►
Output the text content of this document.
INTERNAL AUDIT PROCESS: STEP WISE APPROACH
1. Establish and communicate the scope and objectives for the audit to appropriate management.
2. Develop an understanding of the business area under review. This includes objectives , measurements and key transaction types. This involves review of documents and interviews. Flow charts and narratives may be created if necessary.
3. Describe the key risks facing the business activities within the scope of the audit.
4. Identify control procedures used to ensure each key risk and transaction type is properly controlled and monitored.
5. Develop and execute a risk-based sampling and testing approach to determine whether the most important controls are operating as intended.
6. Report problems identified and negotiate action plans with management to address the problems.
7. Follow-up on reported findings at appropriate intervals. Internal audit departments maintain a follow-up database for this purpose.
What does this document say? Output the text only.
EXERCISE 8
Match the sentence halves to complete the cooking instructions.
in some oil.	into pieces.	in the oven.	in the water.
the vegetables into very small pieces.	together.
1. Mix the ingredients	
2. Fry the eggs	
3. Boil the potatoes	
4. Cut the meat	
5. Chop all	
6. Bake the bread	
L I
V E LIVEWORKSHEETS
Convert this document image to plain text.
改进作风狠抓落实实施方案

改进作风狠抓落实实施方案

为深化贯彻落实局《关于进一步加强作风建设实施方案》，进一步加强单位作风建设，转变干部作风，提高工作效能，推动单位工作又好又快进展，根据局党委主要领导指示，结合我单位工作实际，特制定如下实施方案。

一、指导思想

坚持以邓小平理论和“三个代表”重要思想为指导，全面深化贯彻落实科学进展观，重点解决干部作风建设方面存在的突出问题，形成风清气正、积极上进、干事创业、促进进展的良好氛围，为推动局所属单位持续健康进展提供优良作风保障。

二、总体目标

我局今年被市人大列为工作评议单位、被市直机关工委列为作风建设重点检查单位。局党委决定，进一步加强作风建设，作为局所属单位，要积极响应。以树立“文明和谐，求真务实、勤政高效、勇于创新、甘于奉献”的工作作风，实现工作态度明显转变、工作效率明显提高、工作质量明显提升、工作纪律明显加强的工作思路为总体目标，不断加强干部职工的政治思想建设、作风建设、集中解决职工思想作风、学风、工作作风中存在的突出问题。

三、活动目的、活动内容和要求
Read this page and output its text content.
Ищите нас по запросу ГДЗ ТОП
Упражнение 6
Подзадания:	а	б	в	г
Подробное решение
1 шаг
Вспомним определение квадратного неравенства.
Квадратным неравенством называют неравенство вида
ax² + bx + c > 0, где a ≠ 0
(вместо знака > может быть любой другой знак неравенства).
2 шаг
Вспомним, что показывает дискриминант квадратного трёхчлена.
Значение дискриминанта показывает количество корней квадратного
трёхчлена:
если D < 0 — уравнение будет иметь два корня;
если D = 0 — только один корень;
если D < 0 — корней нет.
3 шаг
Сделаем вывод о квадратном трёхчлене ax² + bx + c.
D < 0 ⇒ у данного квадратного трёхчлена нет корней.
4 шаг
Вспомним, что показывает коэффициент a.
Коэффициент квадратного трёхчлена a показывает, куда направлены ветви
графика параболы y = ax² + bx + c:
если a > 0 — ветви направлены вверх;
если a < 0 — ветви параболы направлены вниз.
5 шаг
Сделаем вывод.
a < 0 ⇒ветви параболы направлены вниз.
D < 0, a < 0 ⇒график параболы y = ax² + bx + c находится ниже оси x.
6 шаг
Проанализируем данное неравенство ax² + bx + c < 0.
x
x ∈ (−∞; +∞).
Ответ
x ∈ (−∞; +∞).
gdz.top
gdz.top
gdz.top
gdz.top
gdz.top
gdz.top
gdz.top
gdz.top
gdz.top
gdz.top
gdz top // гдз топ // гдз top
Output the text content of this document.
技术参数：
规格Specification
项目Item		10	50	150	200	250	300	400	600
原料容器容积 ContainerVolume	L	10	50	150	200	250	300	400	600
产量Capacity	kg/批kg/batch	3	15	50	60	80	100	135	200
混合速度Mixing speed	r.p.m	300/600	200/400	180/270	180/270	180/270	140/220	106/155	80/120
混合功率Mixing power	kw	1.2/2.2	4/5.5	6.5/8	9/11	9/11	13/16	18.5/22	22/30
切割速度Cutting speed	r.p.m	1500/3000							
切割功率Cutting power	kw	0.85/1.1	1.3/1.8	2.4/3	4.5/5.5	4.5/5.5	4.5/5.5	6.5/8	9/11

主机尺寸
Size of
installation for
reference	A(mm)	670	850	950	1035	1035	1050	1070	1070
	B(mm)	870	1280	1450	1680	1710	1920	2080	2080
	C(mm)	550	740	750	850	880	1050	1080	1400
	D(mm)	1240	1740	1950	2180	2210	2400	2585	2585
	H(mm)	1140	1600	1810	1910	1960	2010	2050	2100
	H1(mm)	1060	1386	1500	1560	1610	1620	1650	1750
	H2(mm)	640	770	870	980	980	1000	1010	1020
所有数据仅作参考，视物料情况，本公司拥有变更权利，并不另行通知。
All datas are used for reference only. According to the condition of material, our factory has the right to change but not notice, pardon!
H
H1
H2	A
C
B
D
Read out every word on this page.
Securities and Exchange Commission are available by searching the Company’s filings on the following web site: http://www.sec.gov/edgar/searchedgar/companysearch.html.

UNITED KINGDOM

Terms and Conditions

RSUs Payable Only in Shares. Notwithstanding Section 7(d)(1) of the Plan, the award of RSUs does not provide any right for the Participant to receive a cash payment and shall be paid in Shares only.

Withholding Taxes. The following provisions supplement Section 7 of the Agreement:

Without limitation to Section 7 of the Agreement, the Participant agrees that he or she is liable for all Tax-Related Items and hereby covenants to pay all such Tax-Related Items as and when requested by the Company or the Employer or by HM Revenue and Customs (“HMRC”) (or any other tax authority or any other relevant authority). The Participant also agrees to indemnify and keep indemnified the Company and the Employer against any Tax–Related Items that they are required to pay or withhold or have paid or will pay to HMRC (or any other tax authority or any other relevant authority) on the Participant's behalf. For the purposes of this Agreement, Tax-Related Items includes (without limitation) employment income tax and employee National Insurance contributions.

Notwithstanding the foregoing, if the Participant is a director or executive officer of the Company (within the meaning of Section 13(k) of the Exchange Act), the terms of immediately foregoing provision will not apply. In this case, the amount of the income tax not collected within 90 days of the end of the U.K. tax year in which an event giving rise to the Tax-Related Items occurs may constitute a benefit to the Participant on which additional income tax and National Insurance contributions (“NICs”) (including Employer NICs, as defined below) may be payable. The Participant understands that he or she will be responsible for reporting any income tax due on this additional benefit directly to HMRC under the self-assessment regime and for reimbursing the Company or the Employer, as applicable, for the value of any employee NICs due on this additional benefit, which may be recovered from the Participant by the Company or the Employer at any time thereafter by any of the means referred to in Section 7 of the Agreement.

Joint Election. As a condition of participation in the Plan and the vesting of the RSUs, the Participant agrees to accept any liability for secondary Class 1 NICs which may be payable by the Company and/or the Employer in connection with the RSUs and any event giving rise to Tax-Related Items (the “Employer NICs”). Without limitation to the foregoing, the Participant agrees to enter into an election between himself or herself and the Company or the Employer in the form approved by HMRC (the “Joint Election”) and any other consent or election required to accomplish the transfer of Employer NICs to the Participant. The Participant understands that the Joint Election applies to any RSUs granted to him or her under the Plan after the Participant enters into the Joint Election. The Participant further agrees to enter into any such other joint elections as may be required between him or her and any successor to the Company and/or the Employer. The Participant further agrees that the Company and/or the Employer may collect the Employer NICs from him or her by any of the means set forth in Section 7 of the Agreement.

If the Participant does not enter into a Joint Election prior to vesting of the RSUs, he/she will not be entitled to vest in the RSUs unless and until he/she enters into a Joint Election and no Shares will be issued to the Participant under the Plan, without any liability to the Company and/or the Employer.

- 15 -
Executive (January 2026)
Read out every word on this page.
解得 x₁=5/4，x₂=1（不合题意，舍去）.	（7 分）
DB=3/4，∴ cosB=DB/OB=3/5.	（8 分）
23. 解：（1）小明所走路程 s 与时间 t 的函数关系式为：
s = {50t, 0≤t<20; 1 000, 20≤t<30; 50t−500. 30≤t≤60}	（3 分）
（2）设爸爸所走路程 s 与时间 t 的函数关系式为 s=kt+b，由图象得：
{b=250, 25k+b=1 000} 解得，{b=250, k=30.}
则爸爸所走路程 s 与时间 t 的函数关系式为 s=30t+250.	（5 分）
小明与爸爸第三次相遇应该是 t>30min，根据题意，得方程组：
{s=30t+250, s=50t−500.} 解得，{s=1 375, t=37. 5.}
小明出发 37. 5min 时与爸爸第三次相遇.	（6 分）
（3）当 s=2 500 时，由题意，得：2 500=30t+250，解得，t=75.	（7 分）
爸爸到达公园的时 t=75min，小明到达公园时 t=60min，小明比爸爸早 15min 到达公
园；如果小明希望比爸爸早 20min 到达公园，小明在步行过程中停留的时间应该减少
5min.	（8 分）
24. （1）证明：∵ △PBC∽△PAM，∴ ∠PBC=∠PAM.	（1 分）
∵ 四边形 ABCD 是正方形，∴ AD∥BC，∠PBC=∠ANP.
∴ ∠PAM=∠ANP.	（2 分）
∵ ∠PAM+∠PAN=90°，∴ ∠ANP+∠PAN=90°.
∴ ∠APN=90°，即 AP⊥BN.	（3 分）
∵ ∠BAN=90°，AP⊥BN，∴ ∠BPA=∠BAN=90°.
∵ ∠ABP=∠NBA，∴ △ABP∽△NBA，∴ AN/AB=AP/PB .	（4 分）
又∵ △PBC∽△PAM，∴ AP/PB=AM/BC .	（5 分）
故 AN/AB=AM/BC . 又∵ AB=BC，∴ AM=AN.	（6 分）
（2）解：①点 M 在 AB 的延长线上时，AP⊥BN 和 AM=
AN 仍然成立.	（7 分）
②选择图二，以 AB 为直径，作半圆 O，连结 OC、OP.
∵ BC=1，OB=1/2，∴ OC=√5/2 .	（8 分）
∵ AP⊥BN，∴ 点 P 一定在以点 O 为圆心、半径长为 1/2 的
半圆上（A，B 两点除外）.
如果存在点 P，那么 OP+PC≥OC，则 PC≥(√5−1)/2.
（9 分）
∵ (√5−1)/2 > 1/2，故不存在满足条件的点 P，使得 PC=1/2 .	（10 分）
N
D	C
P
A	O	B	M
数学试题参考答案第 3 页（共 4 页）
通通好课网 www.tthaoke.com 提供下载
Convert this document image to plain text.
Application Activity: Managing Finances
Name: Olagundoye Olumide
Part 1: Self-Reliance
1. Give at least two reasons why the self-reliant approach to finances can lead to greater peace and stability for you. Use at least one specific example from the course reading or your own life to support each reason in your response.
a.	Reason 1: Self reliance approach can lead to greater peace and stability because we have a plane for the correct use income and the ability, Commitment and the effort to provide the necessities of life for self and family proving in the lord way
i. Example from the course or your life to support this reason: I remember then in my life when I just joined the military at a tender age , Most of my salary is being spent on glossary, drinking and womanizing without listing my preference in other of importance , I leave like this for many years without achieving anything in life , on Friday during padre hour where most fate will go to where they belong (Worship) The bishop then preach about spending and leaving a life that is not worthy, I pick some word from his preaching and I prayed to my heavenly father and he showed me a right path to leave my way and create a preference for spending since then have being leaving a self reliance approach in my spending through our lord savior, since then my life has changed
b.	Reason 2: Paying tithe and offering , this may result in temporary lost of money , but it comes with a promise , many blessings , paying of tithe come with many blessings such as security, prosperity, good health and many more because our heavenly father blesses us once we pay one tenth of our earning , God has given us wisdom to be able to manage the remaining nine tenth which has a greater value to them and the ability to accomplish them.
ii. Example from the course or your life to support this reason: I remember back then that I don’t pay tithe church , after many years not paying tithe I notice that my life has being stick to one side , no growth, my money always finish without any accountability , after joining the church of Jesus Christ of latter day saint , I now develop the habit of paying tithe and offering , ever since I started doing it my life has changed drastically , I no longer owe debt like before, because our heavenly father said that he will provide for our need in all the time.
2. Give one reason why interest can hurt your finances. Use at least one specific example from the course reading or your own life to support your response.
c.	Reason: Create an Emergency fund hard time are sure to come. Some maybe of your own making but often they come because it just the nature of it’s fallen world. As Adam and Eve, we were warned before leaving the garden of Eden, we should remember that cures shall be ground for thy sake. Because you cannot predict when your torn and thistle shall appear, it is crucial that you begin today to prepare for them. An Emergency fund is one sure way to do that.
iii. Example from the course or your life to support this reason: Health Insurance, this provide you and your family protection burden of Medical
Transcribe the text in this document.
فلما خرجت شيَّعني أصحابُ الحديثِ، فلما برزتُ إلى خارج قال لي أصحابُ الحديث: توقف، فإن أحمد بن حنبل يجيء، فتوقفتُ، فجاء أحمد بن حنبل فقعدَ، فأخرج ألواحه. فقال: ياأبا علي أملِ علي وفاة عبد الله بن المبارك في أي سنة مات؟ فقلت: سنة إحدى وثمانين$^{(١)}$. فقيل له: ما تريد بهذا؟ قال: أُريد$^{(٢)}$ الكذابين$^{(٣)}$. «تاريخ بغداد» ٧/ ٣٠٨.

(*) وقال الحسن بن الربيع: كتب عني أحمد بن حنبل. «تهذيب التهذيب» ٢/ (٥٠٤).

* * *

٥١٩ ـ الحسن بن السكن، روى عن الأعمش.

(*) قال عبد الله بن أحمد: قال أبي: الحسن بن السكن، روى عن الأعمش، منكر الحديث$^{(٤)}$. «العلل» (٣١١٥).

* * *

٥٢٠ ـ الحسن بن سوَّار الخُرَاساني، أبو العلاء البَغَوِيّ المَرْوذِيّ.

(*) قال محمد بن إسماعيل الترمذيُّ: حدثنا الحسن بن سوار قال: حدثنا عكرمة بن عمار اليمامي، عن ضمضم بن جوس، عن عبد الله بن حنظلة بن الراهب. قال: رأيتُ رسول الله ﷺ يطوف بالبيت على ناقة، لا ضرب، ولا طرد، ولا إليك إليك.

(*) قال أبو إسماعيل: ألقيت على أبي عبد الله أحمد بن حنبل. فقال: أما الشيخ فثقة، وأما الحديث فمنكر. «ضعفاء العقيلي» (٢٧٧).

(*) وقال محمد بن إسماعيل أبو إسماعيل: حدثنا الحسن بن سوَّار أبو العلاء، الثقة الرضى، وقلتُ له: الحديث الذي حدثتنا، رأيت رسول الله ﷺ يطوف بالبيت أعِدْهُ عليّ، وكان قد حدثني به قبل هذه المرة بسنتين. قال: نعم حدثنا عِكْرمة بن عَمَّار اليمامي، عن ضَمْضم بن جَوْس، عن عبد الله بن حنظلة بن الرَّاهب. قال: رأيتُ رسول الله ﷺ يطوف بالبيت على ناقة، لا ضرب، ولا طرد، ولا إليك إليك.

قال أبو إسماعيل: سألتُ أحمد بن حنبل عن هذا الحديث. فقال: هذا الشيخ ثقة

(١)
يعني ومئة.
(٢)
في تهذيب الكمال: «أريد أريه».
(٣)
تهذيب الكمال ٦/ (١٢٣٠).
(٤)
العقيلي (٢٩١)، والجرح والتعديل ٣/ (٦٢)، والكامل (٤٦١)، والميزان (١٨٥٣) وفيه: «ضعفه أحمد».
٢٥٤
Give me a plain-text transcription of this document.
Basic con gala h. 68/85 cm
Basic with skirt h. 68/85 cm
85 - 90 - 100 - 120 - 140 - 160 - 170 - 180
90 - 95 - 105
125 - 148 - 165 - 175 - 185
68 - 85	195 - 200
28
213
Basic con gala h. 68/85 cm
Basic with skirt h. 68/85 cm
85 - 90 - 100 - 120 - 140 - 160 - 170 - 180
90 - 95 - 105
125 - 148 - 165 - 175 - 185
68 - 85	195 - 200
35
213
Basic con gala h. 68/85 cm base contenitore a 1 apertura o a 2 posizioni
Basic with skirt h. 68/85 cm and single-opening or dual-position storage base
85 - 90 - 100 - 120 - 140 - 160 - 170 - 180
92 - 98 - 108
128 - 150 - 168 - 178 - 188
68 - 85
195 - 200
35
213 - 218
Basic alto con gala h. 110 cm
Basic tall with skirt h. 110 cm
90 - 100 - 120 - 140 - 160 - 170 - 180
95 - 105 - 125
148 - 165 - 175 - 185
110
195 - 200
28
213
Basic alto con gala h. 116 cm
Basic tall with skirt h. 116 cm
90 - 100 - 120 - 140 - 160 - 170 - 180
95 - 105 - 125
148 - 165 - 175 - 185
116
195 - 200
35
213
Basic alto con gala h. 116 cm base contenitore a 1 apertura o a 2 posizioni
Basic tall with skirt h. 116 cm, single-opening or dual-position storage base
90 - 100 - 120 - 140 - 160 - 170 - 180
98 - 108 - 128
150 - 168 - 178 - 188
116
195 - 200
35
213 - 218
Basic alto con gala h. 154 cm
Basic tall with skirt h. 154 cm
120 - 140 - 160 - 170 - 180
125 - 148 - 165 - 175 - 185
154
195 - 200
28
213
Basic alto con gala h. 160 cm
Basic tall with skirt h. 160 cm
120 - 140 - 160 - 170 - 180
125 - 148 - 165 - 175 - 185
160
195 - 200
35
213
◄
### WHAT YOU HAVE TO DO
Starting from the line with "Give me a plain-text" and ending with the final line of the data, quote every line exactly, both ends included.

### ANSWER TO THE PROBLEM
Give me a plain-text transcription of this document.
Basic con gala h. 68/85 cm
Basic with skirt h. 68/85 cm
85 - 90 - 100 - 120 - 140 - 160 - 170 - 180
90 - 95 - 105
125 - 148 - 165 - 175 - 185
68 - 85	195 - 200
28
213
Basic con gala h. 68/85 cm
Basic with skirt h. 68/85 cm
85 - 90 - 100 - 120 - 140 - 160 - 170 - 180
90 - 95 - 105
125 - 148 - 165 - 175 - 185
68 - 85	195 - 200
35
213
Basic con gala h. 68/85 cm base contenitore a 1 apertura o a 2 posizioni
Basic with skirt h. 68/85 cm and single-opening or dual-position storage base
85 - 90 - 100 - 120 - 140 - 160 - 170 - 180
92 - 98 - 108
128 - 150 - 168 - 178 - 188
68 - 85
195 - 200
35
213 - 218
Basic alto con gala h. 110 cm
Basic tall with skirt h. 110 cm
90 - 100 - 120 - 140 - 160 - 170 - 180
95 - 105 - 125
148 - 165 - 175 - 185
110
195 - 200
28
213
Basic alto con gala h. 116 cm
Basic tall with skirt h. 116 cm
90 - 100 - 120 - 140 - 160 - 170 - 180
95 - 105 - 125
148 - 165 - 175 - 185
116
195 - 200
35
213
Basic alto con gala h. 116 cm base contenitore a 1 apertura o a 2 posizioni
Basic tall with skirt h. 116 cm, single-opening or dual-position storage base
90 - 100 - 120 - 140 - 160 - 170 - 180
98 - 108 - 128
150 - 168 - 178 - 188
116
195 - 200
35
213 - 218
Basic alto con gala h. 154 cm
Basic tall with skirt h. 154 cm
120 - 140 - 160 - 170 - 180
125 - 148 - 165 - 175 - 185
154
195 - 200
28
213
Basic alto con gala h. 160 cm
Basic tall with skirt h. 160 cm
120 - 140 - 160 - 170 - 180
125 - 148 - 165 - 175 - 185
160
195 - 200
35
213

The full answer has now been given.